_CONSIGNE:_ Citez, s'il vous plaît, l'intégralité du passage sur le financement de l'éducation, sans en modifier un seul mot.

_PASSAGE PRÉSENTÉ:_

La présidente du Conseil d’administration de la Cosydep informe, à cet effet, que le document de position va permettre aux différentes parties prenantes que sont la Cosydep, le Forum civil et Actionaid de mettre sur la table une documentation argumentée par rapport au financement de l’éducation. Hélène Rama Niang reste d’ailleurs convaincue que le financement domestique est possible.
‘’Le document de position va acter et aussi permettre de savoir quels sont les acteurs clés qui doivent être mobilisés. Comment on va le faire et avec qui pour mettre en œuvre cette position. Ce document va être un support ou un outil pour nous permettre d’arriver à ce résultat et d’avoir aussi le moyen de pouvoir dialoguer sur la base de quelque chose de substantiel avec les autorités par rapport à cette problématique qui devient de plus en plus importante’’, souligne-t-elle. Madame Niang ajoute que ce document va à la fois identifier les niches, mais aussi les leviers pour arriver à ce financement domestique qui devra être créatif et ouvrir de nouveaux horizons.

_DONNÉES À ANALYSER:_

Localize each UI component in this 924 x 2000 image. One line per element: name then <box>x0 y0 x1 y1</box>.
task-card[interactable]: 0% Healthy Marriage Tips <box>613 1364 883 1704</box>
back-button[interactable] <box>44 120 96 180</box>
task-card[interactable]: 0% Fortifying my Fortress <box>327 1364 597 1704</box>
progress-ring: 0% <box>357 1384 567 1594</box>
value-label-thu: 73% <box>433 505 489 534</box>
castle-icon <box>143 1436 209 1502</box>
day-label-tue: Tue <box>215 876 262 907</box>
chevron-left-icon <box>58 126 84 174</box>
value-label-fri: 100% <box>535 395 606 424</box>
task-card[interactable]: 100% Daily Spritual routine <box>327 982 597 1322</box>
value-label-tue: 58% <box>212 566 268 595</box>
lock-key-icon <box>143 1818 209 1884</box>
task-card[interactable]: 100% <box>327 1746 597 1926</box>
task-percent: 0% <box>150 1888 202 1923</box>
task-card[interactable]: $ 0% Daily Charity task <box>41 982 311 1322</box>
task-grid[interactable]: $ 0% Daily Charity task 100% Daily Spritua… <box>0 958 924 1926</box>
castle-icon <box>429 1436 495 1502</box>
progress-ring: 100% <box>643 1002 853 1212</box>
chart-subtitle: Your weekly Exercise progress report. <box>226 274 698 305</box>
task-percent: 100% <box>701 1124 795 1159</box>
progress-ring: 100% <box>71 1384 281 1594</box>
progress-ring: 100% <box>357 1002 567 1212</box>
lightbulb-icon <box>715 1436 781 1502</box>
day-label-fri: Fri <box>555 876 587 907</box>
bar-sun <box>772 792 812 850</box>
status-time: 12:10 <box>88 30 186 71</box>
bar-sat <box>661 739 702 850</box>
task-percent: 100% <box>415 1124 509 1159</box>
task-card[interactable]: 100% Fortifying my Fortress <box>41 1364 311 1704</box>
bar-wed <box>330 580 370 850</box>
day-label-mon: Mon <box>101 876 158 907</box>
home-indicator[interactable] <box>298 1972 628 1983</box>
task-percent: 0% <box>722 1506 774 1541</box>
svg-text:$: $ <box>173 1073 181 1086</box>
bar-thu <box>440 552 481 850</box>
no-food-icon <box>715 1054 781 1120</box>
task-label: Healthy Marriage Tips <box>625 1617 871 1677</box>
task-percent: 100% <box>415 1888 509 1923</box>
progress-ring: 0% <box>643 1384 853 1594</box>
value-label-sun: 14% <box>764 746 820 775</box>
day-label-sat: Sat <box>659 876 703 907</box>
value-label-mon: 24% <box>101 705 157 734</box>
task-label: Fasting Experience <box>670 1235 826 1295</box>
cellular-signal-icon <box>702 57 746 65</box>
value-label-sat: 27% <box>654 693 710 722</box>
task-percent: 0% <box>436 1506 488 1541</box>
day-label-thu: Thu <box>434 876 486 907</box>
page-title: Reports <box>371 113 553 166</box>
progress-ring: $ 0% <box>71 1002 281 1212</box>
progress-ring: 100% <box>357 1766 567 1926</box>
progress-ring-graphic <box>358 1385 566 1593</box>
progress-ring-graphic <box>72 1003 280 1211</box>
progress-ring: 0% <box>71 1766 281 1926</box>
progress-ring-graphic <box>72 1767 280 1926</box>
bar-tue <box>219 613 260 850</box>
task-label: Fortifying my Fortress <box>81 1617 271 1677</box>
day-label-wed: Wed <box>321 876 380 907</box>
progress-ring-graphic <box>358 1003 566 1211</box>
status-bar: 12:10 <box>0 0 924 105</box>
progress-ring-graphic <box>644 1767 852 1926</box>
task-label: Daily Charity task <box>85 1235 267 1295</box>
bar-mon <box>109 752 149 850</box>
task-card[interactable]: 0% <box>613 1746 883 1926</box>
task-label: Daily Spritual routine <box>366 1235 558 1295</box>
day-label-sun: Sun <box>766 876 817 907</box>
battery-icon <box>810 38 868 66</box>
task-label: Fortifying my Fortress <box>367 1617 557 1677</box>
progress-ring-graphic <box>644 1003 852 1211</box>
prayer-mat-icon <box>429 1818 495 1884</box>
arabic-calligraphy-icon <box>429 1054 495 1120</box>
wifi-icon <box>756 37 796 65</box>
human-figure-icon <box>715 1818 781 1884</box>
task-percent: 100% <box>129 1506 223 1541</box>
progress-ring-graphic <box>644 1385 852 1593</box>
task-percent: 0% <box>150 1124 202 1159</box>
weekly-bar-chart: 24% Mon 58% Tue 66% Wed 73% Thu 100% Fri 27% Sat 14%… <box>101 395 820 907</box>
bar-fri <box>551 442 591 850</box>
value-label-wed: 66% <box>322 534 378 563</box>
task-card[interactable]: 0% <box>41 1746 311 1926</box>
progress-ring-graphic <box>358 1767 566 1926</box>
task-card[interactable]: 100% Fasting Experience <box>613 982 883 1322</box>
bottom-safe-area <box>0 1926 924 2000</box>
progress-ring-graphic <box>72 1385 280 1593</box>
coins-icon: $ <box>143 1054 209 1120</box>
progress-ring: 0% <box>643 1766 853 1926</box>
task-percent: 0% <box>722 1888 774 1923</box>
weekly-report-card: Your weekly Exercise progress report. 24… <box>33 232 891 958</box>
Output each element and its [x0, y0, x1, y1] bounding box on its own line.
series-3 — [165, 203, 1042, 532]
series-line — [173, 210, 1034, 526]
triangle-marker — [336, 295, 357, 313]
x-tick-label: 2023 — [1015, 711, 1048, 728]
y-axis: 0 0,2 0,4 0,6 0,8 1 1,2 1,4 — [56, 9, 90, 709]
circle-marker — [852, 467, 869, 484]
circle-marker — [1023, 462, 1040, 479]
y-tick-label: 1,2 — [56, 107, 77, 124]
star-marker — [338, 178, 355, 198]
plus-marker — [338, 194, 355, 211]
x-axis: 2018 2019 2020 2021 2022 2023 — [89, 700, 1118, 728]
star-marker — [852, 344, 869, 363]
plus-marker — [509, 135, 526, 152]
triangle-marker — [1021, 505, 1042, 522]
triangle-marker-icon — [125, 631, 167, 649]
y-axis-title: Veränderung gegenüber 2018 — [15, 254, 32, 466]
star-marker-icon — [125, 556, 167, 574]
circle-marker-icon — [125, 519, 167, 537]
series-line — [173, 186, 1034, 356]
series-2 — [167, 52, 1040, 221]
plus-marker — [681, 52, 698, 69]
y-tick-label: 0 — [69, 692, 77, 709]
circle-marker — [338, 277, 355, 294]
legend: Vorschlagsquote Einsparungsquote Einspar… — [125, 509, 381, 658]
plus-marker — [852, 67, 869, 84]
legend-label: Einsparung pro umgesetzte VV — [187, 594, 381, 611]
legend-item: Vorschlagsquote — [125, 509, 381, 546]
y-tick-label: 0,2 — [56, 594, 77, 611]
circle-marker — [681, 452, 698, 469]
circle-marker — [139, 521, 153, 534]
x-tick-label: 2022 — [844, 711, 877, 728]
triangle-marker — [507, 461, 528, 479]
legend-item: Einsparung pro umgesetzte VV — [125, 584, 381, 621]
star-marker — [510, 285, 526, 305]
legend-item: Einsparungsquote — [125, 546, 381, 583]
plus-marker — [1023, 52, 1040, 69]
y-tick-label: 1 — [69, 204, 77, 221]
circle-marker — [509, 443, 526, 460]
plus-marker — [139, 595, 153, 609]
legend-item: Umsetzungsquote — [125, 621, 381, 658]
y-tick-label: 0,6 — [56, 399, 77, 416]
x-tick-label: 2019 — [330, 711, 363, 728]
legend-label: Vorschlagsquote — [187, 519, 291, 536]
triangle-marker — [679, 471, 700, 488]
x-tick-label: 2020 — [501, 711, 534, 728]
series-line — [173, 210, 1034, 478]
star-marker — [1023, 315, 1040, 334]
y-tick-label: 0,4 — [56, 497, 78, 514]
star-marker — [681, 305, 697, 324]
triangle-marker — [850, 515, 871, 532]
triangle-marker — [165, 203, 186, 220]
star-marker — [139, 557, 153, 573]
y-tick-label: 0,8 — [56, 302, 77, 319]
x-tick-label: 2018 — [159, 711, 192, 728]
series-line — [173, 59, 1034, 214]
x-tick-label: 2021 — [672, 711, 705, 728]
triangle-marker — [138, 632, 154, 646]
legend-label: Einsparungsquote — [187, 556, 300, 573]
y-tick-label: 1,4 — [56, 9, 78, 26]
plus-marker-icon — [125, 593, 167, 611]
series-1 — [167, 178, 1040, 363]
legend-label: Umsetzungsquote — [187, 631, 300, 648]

_RÉPONSE FINALE:_
La présidente du Conseil d’administration de la Cosydep informe, à cet effet, que le document de position va permettre aux différentes parties prenantes que sont la Cosydep, le Forum civil et Actionaid de mettre sur la table une documentation argumentée par rapport au financement de l’éducation. Hélène Rama Niang reste d’ailleurs convaincue que le financement domestique est possible.
‘’Le document de position va acter et aussi permettre de savoir quels sont les acteurs clés qui doivent être mobilisés. Comment on va le faire et avec qui pour mettre en œuvre cette position. Ce document va être un support ou un outil pour nous permettre d’arriver à ce résultat et d’avoir aussi le moyen de pouvoir dialoguer sur la base de quelque chose de substantiel avec les autorités par rapport à cette problématique qui devient de plus en plus importante’’, souligne-t-elle. Madame Niang ajoute que ce document va à la fois identifier les niches, mais aussi les leviers pour arriver à ce financement domestique qui devra être créatif et ouvrir de nouveaux horizons.